> _TASK PROMPT_: Every line must be returned precisely as it is written.

───── EXERCISE DATA

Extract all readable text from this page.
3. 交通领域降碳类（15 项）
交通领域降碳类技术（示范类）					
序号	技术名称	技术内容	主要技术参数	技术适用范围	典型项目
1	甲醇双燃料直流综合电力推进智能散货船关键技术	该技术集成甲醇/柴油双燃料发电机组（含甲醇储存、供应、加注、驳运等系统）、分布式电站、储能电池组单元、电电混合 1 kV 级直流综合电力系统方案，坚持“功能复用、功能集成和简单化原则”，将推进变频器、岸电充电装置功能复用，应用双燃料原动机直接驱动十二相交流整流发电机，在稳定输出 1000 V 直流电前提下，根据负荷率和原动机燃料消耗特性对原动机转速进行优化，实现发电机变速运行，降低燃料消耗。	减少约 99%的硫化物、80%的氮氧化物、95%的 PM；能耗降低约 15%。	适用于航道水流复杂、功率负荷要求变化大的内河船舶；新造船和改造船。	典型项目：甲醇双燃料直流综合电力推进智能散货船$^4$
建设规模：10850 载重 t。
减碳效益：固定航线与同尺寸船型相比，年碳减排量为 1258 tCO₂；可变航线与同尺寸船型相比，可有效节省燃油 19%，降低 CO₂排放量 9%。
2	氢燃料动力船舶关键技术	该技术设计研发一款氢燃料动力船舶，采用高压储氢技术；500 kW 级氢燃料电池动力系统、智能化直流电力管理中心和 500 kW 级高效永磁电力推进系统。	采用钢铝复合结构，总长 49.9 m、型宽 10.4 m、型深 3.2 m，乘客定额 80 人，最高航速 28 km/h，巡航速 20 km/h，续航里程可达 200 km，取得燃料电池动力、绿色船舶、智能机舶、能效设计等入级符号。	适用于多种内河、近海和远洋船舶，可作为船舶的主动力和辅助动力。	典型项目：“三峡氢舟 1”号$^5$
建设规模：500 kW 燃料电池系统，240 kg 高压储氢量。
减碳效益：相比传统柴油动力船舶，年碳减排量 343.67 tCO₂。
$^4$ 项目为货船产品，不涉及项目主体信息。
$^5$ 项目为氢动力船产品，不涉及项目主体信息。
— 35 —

──────────

> _FINAL RESULT_:
Extract all readable text from this page.
3. 交通领域降碳类（15 项）
交通领域降碳类技术（示范类）					
序号	技术名称	技术内容	主要技术参数	技术适用范围	典型项目
1	甲醇双燃料直流综合电力推进智能散货船关键技术	该技术集成甲醇/柴油双燃料发电机组（含甲醇储存、供应、加注、驳运等系统）、分布式电站、储能电池组单元、电电混合 1 kV 级直流综合电力系统方案，坚持“功能复用、功能集成和简单化原则”，将推进变频器、岸电充电装置功能复用，应用双燃料原动机直接驱动十二相交流整流发电机，在稳定输出 1000 V 直流电前提下，根据负荷率和原动机燃料消耗特性对原动机转速进行优化，实现发电机变速运行，降低燃料消耗。	减少约 99%的硫化物、80%的氮氧化物、95%的 PM；能耗降低约 15%。	适用于航道水流复杂、功率负荷要求变化大的内河船舶；新造船和改造船。	典型项目：甲醇双燃料直流综合电力推进智能散货船$^4$
建设规模：10850 载重 t。
减碳效益：固定航线与同尺寸船型相比，年碳减排量为 1258 tCO₂；可变航线与同尺寸船型相比，可有效节省燃油 19%，降低 CO₂排放量 9%。
2	氢燃料动力船舶关键技术	该技术设计研发一款氢燃料动力船舶，采用高压储氢技术；500 kW 级氢燃料电池动力系统、智能化直流电力管理中心和 500 kW 级高效永磁电力推进系统。	采用钢铝复合结构，总长 49.9 m、型宽 10.4 m、型深 3.2 m，乘客定额 80 人，最高航速 28 km/h，巡航速 20 km/h，续航里程可达 200 km，取得燃料电池动力、绿色船舶、智能机舶、能效设计等入级符号。	适用于多种内河、近海和远洋船舶，可作为船舶的主动力和辅助动力。	典型项目：“三峡氢舟 1”号$^5$
建设规模：500 kW 燃料电池系统，240 kg 高压储氢量。
减碳效益：相比传统柴油动力船舶，年碳减排量 343.67 tCO₂。
$^4$ 项目为货船产品，不涉及项目主体信息。
$^5$ 项目为氢动力船产品，不涉及项目主体信息。
— 35 —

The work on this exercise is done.